▶ [DO THIS]
Please transcribe the listing below in full and word for word, without its pictures.

▶ [INPUT ROWS]
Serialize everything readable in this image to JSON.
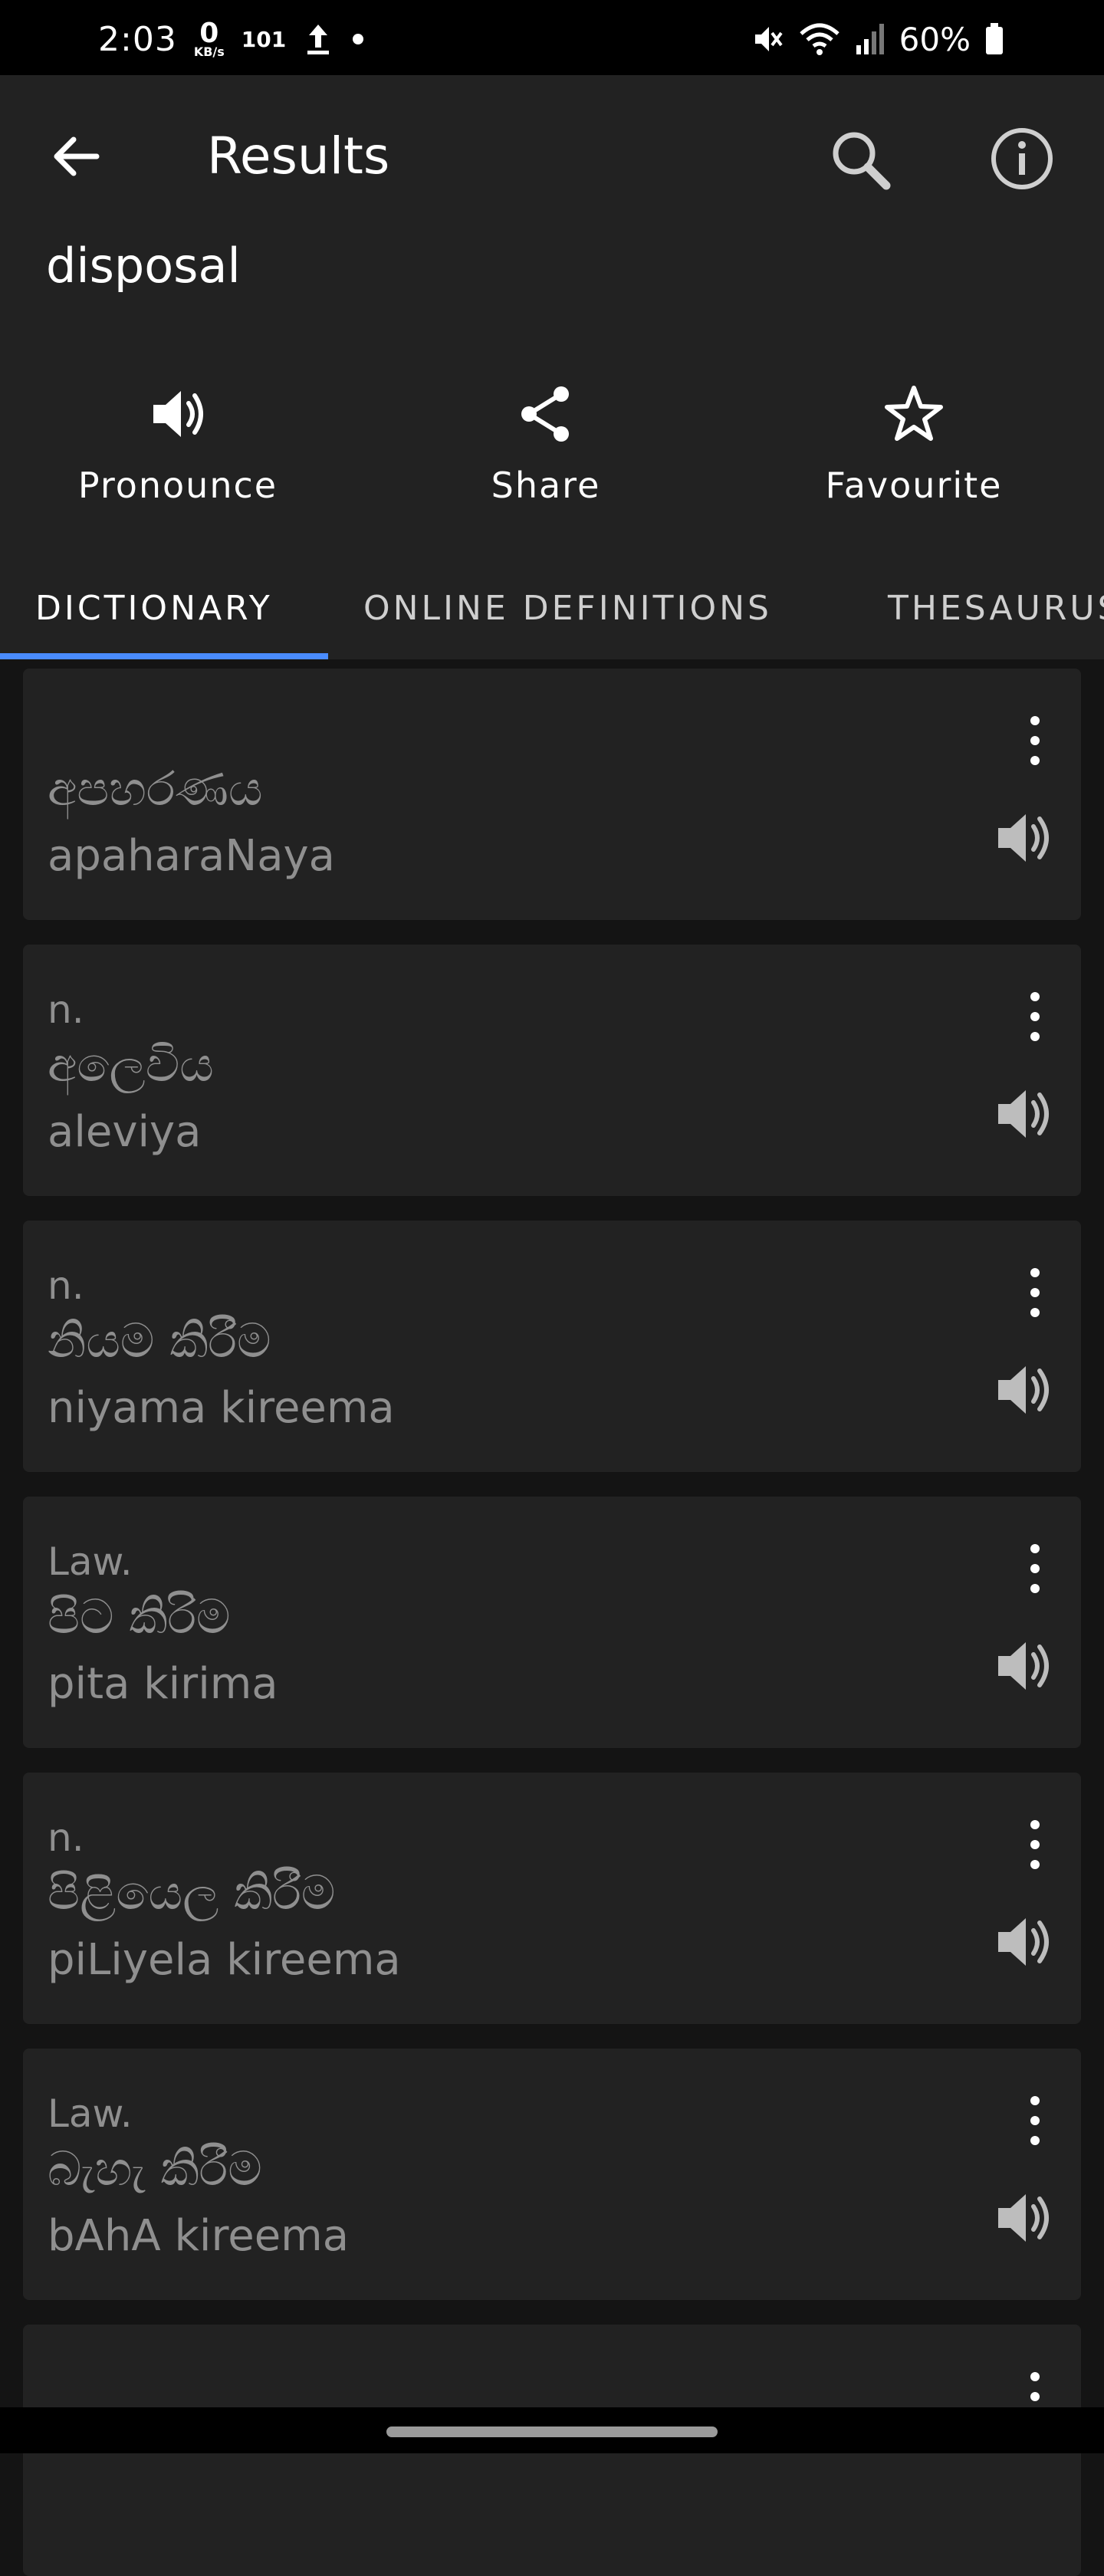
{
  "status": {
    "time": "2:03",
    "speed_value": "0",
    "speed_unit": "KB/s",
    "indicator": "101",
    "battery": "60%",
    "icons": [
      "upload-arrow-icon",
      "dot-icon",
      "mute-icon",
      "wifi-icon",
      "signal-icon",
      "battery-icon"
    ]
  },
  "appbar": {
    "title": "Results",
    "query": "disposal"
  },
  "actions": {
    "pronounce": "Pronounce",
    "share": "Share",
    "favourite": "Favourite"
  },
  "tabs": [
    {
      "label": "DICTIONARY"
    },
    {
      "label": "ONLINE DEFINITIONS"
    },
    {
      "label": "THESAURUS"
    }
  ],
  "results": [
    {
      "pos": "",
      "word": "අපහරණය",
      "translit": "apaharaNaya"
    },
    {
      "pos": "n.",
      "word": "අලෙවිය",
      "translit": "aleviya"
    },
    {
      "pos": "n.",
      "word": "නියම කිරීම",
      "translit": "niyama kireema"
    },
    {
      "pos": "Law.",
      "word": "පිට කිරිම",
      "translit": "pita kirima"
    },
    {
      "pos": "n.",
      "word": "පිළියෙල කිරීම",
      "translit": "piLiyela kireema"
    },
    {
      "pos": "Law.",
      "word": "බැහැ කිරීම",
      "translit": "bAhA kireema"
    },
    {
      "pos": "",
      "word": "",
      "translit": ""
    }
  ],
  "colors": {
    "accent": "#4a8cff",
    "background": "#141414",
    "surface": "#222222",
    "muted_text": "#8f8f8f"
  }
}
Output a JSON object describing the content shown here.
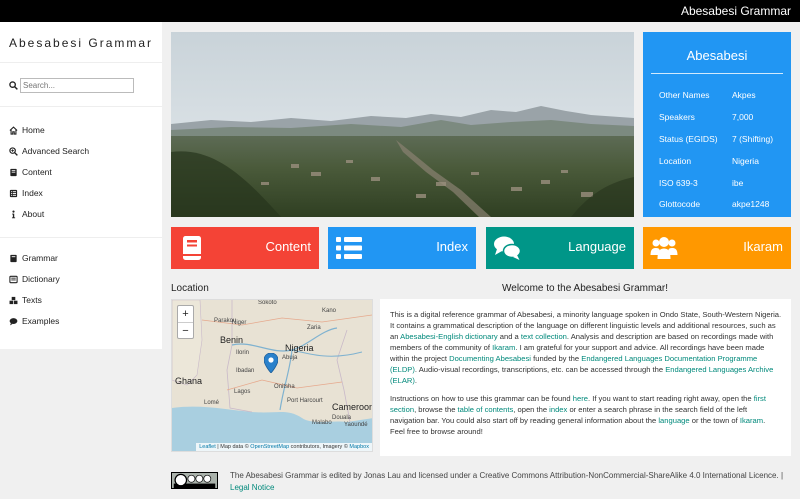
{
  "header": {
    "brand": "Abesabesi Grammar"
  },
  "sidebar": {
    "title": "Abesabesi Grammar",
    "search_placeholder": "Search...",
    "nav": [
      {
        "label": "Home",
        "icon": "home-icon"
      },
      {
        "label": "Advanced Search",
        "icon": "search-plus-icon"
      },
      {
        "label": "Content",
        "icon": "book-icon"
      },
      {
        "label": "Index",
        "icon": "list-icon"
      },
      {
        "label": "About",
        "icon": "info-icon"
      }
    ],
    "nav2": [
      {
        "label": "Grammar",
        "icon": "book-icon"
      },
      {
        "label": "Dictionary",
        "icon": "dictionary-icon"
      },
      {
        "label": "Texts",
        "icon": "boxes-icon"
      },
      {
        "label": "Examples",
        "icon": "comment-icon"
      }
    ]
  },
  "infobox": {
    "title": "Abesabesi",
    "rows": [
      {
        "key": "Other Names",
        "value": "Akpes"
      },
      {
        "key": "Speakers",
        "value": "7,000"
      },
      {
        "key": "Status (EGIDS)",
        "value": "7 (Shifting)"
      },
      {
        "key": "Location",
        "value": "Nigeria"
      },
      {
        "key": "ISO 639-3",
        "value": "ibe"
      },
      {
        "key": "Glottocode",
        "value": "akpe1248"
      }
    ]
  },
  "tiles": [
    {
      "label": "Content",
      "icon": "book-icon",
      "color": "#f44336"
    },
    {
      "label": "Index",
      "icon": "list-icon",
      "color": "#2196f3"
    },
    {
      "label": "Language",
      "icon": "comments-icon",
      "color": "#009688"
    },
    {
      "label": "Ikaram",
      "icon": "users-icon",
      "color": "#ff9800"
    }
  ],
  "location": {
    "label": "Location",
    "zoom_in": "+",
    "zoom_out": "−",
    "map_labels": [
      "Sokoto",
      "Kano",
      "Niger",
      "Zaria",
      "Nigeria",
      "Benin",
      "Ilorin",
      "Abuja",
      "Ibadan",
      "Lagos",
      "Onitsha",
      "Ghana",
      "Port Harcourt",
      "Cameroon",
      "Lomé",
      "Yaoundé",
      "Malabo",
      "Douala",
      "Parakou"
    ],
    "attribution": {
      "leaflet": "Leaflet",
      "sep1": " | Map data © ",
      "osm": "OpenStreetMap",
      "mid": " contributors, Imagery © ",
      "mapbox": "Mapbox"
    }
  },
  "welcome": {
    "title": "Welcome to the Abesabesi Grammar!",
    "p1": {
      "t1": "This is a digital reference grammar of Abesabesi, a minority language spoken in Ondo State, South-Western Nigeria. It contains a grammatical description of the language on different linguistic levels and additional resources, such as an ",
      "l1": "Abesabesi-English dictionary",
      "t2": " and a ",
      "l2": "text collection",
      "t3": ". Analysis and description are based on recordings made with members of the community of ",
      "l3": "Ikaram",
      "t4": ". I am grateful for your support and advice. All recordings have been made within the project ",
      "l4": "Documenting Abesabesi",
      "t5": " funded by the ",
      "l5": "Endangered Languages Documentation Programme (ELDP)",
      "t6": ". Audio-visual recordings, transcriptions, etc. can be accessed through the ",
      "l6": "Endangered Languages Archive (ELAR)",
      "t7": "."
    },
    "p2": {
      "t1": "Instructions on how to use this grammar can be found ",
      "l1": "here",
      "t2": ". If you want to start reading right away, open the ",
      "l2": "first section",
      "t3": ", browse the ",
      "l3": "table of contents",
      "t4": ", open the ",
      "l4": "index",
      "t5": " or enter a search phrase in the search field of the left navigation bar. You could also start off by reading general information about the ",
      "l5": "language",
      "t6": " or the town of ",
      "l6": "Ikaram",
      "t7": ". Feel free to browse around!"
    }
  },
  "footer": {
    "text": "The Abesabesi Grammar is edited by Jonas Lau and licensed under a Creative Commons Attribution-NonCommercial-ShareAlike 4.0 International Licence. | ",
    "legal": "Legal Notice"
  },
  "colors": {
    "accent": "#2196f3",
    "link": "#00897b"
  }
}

▶ [TASK RESPONSE]
Serialize everything readable in this image to JSON.
{
  "status": {
    "time": "2:03",
    "speed_value": "0",
    "speed_unit": "KB/s",
    "indicator": "101",
    "battery": "60%",
    "icons": [
      "upload-arrow-icon",
      "dot-icon",
      "mute-icon",
      "wifi-icon",
      "signal-icon",
      "battery-icon"
    ]
  },
  "appbar": {
    "title": "Results",
    "query": "disposal"
  },
  "actions": {
    "pronounce": "Pronounce",
    "share": "Share",
    "favourite": "Favourite"
  },
  "tabs": [
    {
      "label": "DICTIONARY"
    },
    {
      "label": "ONLINE DEFINITIONS"
    },
    {
      "label": "THESAURUS"
    }
  ],
  "results": [
    {
      "pos": "",
      "word": "අපහරණය",
      "translit": "apaharaNaya"
    },
    {
      "pos": "n.",
      "word": "අලෙවිය",
      "translit": "aleviya"
    },
    {
      "pos": "n.",
      "word": "නියම කිරීම",
      "translit": "niyama kireema"
    },
    {
      "pos": "Law.",
      "word": "පිට කිරිම",
      "translit": "pita kirima"
    },
    {
      "pos": "n.",
      "word": "පිළියෙල කිරීම",
      "translit": "piLiyela kireema"
    },
    {
      "pos": "Law.",
      "word": "බැහැ කිරීම",
      "translit": "bAhA kireema"
    },
    {
      "pos": "",
      "word": "",
      "translit": ""
    }
  ],
  "colors": {
    "accent": "#4a8cff",
    "background": "#141414",
    "surface": "#222222",
    "muted_text": "#8f8f8f"
  }
}
Output a JSON object describing the content shown here.
{
  "header": {
    "brand": "Abesabesi Grammar"
  },
  "sidebar": {
    "title": "Abesabesi Grammar",
    "search_placeholder": "Search...",
    "nav": [
      {
        "label": "Home",
        "icon": "home-icon"
      },
      {
        "label": "Advanced Search",
        "icon": "search-plus-icon"
      },
      {
        "label": "Content",
        "icon": "book-icon"
      },
      {
        "label": "Index",
        "icon": "list-icon"
      },
      {
        "label": "About",
        "icon": "info-icon"
      }
    ],
    "nav2": [
      {
        "label": "Grammar",
        "icon": "book-icon"
      },
      {
        "label": "Dictionary",
        "icon": "dictionary-icon"
      },
      {
        "label": "Texts",
        "icon": "boxes-icon"
      },
      {
        "label": "Examples",
        "icon": "comment-icon"
      }
    ]
  },
  "infobox": {
    "title": "Abesabesi",
    "rows": [
      {
        "key": "Other Names",
        "value": "Akpes"
      },
      {
        "key": "Speakers",
        "value": "7,000"
      },
      {
        "key": "Status (EGIDS)",
        "value": "7 (Shifting)"
      },
      {
        "key": "Location",
        "value": "Nigeria"
      },
      {
        "key": "ISO 639-3",
        "value": "ibe"
      },
      {
        "key": "Glottocode",
        "value": "akpe1248"
      }
    ]
  },
  "tiles": [
    {
      "label": "Content",
      "icon": "book-icon",
      "color": "#f44336"
    },
    {
      "label": "Index",
      "icon": "list-icon",
      "color": "#2196f3"
    },
    {
      "label": "Language",
      "icon": "comments-icon",
      "color": "#009688"
    },
    {
      "label": "Ikaram",
      "icon": "users-icon",
      "color": "#ff9800"
    }
  ],
  "location": {
    "label": "Location",
    "zoom_in": "+",
    "zoom_out": "−",
    "map_labels": [
      "Sokoto",
      "Kano",
      "Niger",
      "Zaria",
      "Nigeria",
      "Benin",
      "Ilorin",
      "Abuja",
      "Ibadan",
      "Lagos",
      "Onitsha",
      "Ghana",
      "Port Harcourt",
      "Cameroon",
      "Lomé",
      "Yaoundé",
      "Malabo",
      "Douala",
      "Parakou"
    ],
    "attribution": {
      "leaflet": "Leaflet",
      "sep1": " | Map data © ",
      "osm": "OpenStreetMap",
      "mid": " contributors, Imagery © ",
      "mapbox": "Mapbox"
    }
  },
  "welcome": {
    "title": "Welcome to the Abesabesi Grammar!",
    "p1": {
      "t1": "This is a digital reference grammar of Abesabesi, a minority language spoken in Ondo State, South-Western Nigeria. It contains a grammatical description of the language on different linguistic levels and additional resources, such as an ",
      "l1": "Abesabesi-English dictionary",
      "t2": " and a ",
      "l2": "text collection",
      "t3": ". Analysis and description are based on recordings made with members of the community of ",
      "l3": "Ikaram",
      "t4": ". I am grateful for your support and advice. All recordings have been made within the project ",
      "l4": "Documenting Abesabesi",
      "t5": " funded by the ",
      "l5": "Endangered Languages Documentation Programme (ELDP)",
      "t6": ". Audio-visual recordings, transcriptions, etc. can be accessed through the ",
      "l6": "Endangered Languages Archive (ELAR)",
      "t7": "."
    },
    "p2": {
      "t1": "Instructions on how to use this grammar can be found ",
      "l1": "here",
      "t2": ". If you want to start reading right away, open the ",
      "l2": "first section",
      "t3": ", browse the ",
      "l3": "table of contents",
      "t4": ", open the ",
      "l4": "index",
      "t5": " or enter a search phrase in the search field of the left navigation bar. You could also start off by reading general information about the ",
      "l5": "language",
      "t6": " or the town of ",
      "l6": "Ikaram",
      "t7": ". Feel free to browse around!"
    }
  },
  "footer": {
    "text": "The Abesabesi Grammar is edited by Jonas Lau and licensed under a Creative Commons Attribution-NonCommercial-ShareAlike 4.0 International Licence. | ",
    "legal": "Legal Notice"
  },
  "colors": {
    "accent": "#2196f3",
    "link": "#00897b"
  }
}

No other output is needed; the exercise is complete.